TO DO:
Go through the entries below. Copy each line in which "vesicle" appears.
Start of Block
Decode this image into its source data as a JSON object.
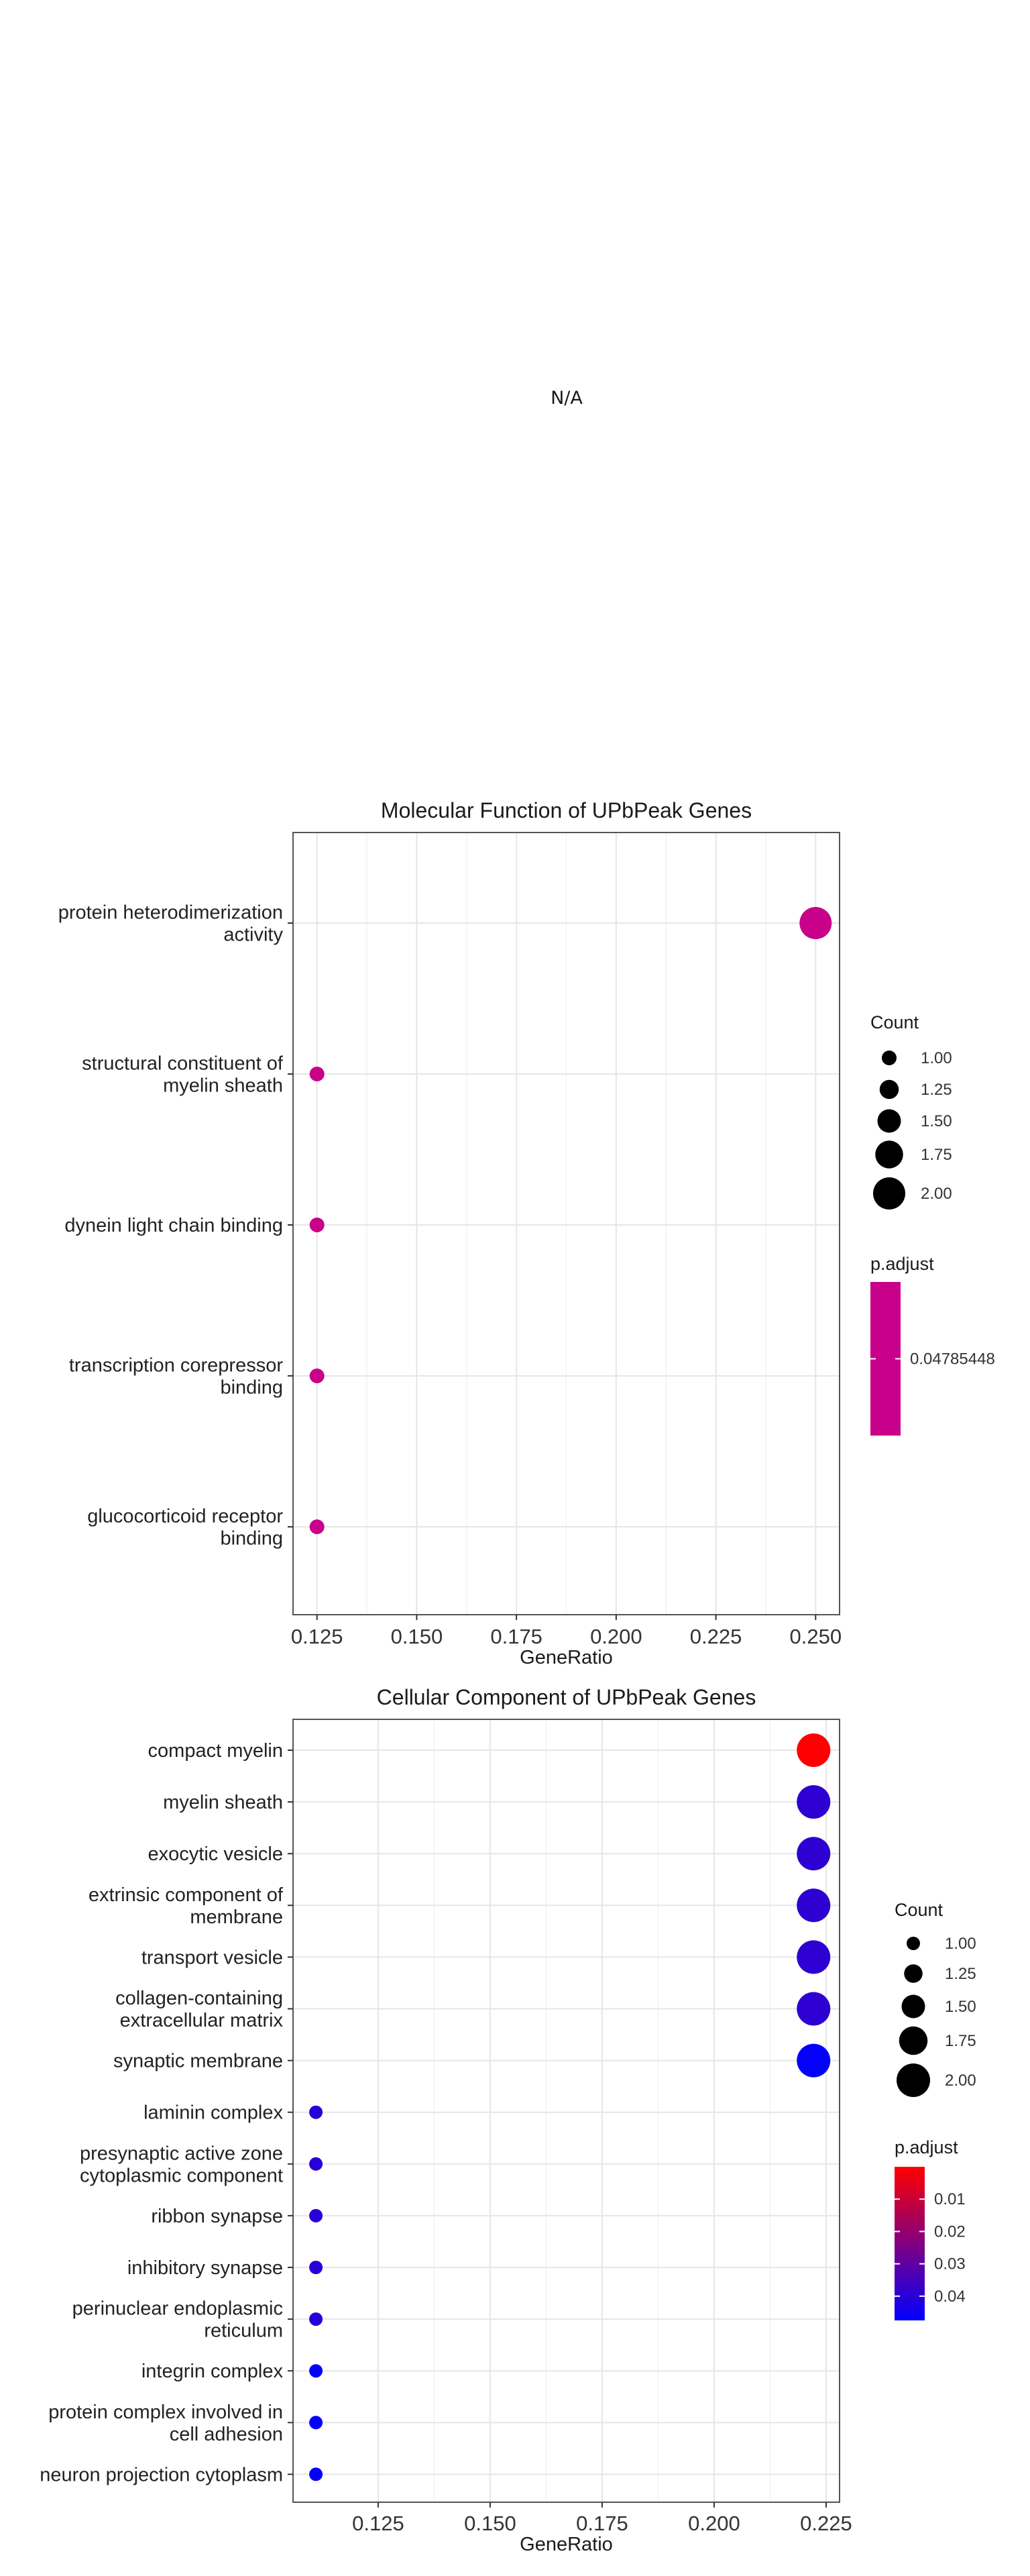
{
  "placeholder": "N/A",
  "chart_data": [
    {
      "type": "scatter",
      "title": "Molecular Function of UPbPeak Genes",
      "xlabel": "GeneRatio",
      "ylabel": "",
      "xlim": [
        0.119,
        0.256
      ],
      "xticks": [
        0.125,
        0.15,
        0.175,
        0.2,
        0.225,
        0.25
      ],
      "xtick_labels": [
        "0.125",
        "0.150",
        "0.175",
        "0.200",
        "0.225",
        "0.250"
      ],
      "categories": [
        [
          "protein heterodimerization",
          "activity"
        ],
        [
          "structural constituent of",
          "myelin sheath"
        ],
        [
          "dynein light chain binding"
        ],
        [
          "transcription corepressor",
          "binding"
        ],
        [
          "glucocorticoid receptor",
          "binding"
        ]
      ],
      "points": [
        {
          "x": 0.25,
          "count": 2,
          "p_adjust": 0.04785448
        },
        {
          "x": 0.125,
          "count": 1,
          "p_adjust": 0.04785448
        },
        {
          "x": 0.125,
          "count": 1,
          "p_adjust": 0.04785448
        },
        {
          "x": 0.125,
          "count": 1,
          "p_adjust": 0.04785448
        },
        {
          "x": 0.125,
          "count": 1,
          "p_adjust": 0.04785448
        }
      ],
      "legend_position": "right",
      "size_legend": {
        "title": "Count",
        "values": [
          1.0,
          1.25,
          1.5,
          1.75,
          2.0
        ],
        "labels": [
          "1.00",
          "1.25",
          "1.50",
          "1.75",
          "2.00"
        ]
      },
      "color_legend": {
        "title": "p.adjust",
        "ticks": [
          0.04785448
        ],
        "tick_labels": [
          "0.04785448"
        ],
        "range": [
          0.04785448,
          0.04785448
        ],
        "colors": [
          "#c8008a"
        ]
      },
      "grid": true
    },
    {
      "type": "scatter",
      "title": "Cellular Component of UPbPeak Genes",
      "xlabel": "GeneRatio",
      "ylabel": "",
      "xlim": [
        0.106,
        0.228
      ],
      "xticks": [
        0.125,
        0.15,
        0.175,
        0.2,
        0.225
      ],
      "xtick_labels": [
        "0.125",
        "0.150",
        "0.175",
        "0.200",
        "0.225"
      ],
      "categories": [
        [
          "compact myelin"
        ],
        [
          "myelin sheath"
        ],
        [
          "exocytic vesicle"
        ],
        [
          "extrinsic component of",
          "membrane"
        ],
        [
          "transport vesicle"
        ],
        [
          "collagen-containing",
          "extracellular matrix"
        ],
        [
          "synaptic membrane"
        ],
        [
          "laminin complex"
        ],
        [
          "presynaptic active zone",
          "cytoplasmic component"
        ],
        [
          "ribbon synapse"
        ],
        [
          "inhibitory synapse"
        ],
        [
          "perinuclear endoplasmic",
          "reticulum"
        ],
        [
          "integrin complex"
        ],
        [
          "protein complex involved in",
          "cell adhesion"
        ],
        [
          "neuron projection cytoplasm"
        ]
      ],
      "points": [
        {
          "x": 0.2222,
          "count": 2,
          "p_adjust": 0.0003
        },
        {
          "x": 0.2222,
          "count": 2,
          "p_adjust": 0.039
        },
        {
          "x": 0.2222,
          "count": 2,
          "p_adjust": 0.039
        },
        {
          "x": 0.2222,
          "count": 2,
          "p_adjust": 0.039
        },
        {
          "x": 0.2222,
          "count": 2,
          "p_adjust": 0.039
        },
        {
          "x": 0.2222,
          "count": 2,
          "p_adjust": 0.039
        },
        {
          "x": 0.2222,
          "count": 2,
          "p_adjust": 0.047
        },
        {
          "x": 0.1111,
          "count": 1,
          "p_adjust": 0.04
        },
        {
          "x": 0.1111,
          "count": 1,
          "p_adjust": 0.04
        },
        {
          "x": 0.1111,
          "count": 1,
          "p_adjust": 0.04
        },
        {
          "x": 0.1111,
          "count": 1,
          "p_adjust": 0.04
        },
        {
          "x": 0.1111,
          "count": 1,
          "p_adjust": 0.04
        },
        {
          "x": 0.1111,
          "count": 1,
          "p_adjust": 0.047
        },
        {
          "x": 0.1111,
          "count": 1,
          "p_adjust": 0.047
        },
        {
          "x": 0.1111,
          "count": 1,
          "p_adjust": 0.047
        }
      ],
      "legend_position": "right",
      "size_legend": {
        "title": "Count",
        "values": [
          1.0,
          1.25,
          1.5,
          1.75,
          2.0
        ],
        "labels": [
          "1.00",
          "1.25",
          "1.50",
          "1.75",
          "2.00"
        ]
      },
      "color_legend": {
        "title": "p.adjust",
        "ticks": [
          0.01,
          0.02,
          0.03,
          0.04
        ],
        "tick_labels": [
          "0.01",
          "0.02",
          "0.03",
          "0.04"
        ],
        "range": [
          0.0,
          0.0475
        ],
        "colors": [
          "#ff0000",
          "#0000ff"
        ]
      },
      "grid": true
    }
  ]
}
End of Block
EXERCISE ANSWER:
          "exocytic vesicle"
          "transport vesicle"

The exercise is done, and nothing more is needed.